EXERCISE OBJECTIVE >>
Count every line of the listing where the string "Bangladesh" occurs, and reply with the count alone.

INPUT MATERIAL >>
● ● ●

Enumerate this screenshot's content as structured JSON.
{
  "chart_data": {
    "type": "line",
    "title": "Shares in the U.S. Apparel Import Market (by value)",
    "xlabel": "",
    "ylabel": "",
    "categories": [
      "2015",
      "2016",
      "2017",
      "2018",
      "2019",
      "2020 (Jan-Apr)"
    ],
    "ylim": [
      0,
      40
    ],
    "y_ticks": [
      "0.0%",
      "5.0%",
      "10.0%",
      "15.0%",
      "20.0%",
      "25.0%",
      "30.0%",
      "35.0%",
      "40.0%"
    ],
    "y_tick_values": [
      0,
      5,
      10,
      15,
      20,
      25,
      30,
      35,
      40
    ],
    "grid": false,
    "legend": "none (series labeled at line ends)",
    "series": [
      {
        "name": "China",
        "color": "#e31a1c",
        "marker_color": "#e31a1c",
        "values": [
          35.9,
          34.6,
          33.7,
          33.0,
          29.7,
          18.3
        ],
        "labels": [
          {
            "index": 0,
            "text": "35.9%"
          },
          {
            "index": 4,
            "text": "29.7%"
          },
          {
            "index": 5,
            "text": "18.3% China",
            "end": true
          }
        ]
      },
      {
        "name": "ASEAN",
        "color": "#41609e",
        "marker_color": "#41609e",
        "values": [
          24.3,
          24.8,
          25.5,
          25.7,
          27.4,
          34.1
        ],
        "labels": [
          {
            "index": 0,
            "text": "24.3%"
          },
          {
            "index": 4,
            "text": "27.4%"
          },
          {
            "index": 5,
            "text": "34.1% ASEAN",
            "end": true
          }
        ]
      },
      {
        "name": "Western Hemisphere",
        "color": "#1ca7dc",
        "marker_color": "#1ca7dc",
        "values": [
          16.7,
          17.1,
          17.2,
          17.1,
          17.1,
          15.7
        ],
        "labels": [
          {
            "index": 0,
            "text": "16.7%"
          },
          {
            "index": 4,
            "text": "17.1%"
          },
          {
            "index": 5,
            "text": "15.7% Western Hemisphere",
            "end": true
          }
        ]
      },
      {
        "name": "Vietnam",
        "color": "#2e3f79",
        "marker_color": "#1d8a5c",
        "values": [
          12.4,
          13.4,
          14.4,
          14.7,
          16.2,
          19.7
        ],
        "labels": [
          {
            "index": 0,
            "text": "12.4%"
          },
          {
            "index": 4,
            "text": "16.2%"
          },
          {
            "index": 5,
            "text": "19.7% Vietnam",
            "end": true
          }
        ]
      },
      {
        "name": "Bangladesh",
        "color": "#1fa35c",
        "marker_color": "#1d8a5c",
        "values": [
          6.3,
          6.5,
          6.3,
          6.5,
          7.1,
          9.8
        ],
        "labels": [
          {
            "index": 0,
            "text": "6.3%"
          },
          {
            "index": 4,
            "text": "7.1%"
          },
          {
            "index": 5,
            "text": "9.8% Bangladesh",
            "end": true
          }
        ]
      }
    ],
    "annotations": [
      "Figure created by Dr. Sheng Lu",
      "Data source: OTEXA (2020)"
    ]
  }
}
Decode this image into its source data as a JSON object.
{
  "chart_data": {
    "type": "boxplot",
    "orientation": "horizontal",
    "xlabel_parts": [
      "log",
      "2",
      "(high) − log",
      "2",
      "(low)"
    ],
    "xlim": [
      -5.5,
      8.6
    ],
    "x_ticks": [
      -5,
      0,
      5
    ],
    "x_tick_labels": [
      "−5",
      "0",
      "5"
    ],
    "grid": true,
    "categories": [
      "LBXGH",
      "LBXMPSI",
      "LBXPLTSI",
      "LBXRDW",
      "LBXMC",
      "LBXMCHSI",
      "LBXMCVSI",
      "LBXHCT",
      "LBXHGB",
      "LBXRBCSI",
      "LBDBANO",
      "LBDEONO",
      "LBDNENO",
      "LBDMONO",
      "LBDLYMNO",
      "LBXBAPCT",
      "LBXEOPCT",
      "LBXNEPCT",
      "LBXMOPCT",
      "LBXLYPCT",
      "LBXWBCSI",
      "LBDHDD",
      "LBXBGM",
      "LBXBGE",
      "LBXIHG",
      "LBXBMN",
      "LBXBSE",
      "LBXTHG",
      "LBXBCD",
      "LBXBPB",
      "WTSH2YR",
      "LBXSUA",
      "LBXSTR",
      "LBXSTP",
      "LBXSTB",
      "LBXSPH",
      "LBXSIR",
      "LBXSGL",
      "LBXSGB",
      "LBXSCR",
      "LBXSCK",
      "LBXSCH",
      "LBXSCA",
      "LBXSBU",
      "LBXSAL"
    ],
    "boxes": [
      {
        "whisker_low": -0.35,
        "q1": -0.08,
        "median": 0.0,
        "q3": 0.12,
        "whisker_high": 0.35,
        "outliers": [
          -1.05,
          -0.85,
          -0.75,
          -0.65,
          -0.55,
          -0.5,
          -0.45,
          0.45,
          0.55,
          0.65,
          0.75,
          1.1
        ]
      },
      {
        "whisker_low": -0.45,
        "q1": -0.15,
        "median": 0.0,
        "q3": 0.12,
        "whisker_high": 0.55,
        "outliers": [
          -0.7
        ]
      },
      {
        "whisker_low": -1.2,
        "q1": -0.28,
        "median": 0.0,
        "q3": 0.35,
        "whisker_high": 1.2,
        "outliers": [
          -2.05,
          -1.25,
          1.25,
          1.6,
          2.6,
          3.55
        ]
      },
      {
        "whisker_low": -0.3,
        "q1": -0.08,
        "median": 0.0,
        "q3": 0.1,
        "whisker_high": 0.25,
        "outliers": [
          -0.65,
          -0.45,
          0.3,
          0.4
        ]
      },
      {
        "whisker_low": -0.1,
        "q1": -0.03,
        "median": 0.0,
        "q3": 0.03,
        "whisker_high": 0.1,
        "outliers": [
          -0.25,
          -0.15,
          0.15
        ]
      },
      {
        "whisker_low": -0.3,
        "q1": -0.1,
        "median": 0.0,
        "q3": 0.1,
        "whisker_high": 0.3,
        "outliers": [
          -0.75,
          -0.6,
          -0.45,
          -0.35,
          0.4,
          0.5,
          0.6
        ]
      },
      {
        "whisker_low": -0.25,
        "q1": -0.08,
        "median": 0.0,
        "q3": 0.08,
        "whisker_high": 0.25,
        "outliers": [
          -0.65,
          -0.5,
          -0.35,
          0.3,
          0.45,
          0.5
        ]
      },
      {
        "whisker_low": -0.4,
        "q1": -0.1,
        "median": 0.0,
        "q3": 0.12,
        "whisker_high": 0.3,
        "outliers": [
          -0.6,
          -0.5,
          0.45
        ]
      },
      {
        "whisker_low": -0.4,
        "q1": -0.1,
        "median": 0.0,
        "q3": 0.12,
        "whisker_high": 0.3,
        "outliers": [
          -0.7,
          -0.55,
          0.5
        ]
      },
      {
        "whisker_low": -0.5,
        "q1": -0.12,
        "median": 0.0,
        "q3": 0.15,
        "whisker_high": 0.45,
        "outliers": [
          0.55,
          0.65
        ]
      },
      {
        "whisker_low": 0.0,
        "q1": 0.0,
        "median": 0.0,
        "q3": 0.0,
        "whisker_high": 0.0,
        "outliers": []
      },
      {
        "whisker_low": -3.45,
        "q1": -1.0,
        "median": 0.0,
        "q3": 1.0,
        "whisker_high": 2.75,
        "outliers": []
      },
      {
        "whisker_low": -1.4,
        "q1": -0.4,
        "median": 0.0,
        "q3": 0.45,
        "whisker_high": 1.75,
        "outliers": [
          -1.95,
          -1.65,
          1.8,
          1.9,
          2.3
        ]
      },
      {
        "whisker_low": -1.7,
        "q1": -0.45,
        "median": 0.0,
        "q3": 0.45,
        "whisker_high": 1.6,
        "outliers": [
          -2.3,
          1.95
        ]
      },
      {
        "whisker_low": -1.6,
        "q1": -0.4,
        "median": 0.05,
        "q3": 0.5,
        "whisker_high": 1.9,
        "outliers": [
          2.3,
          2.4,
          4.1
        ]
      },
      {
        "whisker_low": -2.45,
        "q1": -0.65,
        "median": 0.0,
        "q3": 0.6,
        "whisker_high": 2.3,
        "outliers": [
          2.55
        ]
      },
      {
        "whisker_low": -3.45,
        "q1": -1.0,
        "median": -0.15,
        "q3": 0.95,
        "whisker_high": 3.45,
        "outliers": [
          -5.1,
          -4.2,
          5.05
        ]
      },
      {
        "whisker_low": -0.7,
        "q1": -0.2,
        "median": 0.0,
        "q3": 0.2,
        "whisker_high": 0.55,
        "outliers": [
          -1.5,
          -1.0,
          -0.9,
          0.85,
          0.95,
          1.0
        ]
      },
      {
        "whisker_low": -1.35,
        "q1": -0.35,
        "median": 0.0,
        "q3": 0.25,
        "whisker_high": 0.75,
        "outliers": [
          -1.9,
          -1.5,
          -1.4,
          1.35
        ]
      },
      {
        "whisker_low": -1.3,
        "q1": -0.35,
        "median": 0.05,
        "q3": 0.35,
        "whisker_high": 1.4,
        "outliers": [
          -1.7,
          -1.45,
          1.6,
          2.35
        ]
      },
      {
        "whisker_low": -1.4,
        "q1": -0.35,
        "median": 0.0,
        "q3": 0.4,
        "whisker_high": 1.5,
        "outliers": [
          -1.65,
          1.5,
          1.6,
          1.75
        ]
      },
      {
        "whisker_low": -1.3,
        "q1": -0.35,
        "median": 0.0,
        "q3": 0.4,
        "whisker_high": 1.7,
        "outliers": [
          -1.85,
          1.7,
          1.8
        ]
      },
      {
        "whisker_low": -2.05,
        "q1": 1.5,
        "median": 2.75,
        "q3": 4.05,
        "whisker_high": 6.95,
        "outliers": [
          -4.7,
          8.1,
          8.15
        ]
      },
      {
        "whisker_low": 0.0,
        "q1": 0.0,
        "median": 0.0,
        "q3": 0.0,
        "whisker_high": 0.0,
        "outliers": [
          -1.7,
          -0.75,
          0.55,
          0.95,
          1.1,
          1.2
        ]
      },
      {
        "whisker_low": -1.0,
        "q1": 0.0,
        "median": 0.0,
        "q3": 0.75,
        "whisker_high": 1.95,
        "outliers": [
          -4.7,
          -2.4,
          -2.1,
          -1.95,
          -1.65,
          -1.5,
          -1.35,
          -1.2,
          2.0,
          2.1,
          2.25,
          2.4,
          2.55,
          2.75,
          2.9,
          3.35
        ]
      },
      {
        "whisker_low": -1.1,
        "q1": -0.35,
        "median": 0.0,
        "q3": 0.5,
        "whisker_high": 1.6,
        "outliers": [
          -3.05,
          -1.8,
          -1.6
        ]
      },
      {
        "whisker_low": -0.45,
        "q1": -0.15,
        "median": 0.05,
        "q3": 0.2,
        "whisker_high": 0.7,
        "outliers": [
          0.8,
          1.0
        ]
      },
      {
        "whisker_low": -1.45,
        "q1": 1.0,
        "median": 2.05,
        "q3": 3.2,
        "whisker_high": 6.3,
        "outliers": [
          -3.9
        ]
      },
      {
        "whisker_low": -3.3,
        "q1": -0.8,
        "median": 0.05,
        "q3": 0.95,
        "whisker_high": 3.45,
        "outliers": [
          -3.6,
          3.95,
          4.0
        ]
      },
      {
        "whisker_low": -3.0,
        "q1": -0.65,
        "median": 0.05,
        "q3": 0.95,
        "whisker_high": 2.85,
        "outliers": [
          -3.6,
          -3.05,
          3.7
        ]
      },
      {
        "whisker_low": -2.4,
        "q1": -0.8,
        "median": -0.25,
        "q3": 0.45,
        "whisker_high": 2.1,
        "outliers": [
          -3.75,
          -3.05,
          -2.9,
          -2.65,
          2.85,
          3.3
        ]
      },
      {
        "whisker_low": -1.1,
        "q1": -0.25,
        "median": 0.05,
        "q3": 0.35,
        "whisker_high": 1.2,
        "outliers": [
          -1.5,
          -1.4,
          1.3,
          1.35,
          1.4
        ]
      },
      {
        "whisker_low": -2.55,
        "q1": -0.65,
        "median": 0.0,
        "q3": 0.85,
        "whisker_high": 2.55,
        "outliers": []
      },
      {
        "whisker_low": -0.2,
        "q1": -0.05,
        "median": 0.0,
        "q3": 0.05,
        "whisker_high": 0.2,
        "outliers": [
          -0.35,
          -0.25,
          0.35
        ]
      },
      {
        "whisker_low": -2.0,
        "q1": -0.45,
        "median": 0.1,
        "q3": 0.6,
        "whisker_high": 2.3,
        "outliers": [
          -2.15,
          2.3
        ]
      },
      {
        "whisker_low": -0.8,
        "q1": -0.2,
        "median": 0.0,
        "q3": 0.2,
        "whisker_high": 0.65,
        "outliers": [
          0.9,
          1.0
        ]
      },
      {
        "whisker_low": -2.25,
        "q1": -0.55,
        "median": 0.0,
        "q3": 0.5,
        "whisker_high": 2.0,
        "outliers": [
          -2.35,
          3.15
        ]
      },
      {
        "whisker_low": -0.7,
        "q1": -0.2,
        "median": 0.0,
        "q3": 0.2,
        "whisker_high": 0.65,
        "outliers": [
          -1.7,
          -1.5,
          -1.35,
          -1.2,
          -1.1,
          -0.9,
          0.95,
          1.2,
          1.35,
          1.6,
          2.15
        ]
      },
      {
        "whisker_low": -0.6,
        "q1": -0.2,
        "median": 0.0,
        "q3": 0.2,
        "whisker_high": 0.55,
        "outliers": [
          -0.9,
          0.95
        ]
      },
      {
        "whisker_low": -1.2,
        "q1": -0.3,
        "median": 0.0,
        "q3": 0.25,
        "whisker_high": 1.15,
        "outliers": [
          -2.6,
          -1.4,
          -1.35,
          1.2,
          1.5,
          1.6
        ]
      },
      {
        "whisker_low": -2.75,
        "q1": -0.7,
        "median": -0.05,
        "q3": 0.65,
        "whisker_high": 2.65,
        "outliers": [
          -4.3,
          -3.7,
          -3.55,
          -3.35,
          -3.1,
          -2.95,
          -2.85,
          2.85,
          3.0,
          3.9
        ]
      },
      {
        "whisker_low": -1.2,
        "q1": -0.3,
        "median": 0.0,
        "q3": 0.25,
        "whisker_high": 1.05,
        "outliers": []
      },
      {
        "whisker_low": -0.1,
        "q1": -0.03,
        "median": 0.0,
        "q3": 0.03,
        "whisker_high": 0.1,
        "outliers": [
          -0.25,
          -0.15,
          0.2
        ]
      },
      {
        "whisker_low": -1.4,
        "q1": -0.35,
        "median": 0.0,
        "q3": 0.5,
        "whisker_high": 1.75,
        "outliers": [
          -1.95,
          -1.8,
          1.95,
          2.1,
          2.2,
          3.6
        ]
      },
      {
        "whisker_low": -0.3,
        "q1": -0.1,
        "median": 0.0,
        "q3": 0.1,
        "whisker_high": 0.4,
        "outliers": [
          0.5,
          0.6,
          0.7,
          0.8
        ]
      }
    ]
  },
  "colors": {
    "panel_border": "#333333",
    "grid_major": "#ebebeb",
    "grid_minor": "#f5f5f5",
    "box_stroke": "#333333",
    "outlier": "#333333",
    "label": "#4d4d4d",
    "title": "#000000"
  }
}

● ● ●

TASK OUTPUT >>
2